Reproduce each line exactly, including spacing and punctuation.
-- start of Data shown --
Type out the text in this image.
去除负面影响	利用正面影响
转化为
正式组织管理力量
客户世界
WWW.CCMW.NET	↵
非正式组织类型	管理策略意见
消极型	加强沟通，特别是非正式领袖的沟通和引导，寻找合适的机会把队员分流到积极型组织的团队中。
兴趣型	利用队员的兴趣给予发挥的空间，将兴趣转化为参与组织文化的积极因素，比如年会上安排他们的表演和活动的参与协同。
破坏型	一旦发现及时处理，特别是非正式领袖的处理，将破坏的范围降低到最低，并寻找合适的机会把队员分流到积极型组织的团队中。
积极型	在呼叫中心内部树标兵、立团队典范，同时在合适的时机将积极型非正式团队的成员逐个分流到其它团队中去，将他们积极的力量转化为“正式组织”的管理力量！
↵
-- end of Data shown --
Exercise answer:
Type out the text in this image.
去除负面影响	利用正面影响
转化为
正式组织管理力量
客户世界
WWW.CCMW.NET	↵
非正式组织类型	管理策略意见
消极型	加强沟通，特别是非正式领袖的沟通和引导，寻找合适的机会把队员分流到积极型组织的团队中。
兴趣型	利用队员的兴趣给予发挥的空间，将兴趣转化为参与组织文化的积极因素，比如年会上安排他们的表演和活动的参与协同。
破坏型	一旦发现及时处理，特别是非正式领袖的处理，将破坏的范围降低到最低，并寻找合适的机会把队员分流到积极型组织的团队中。
积极型	在呼叫中心内部树标兵、立团队典范，同时在合适的时机将积极型非正式团队的成员逐个分流到其它团队中去，将他们积极的力量转化为“正式组织”的管理力量！
↵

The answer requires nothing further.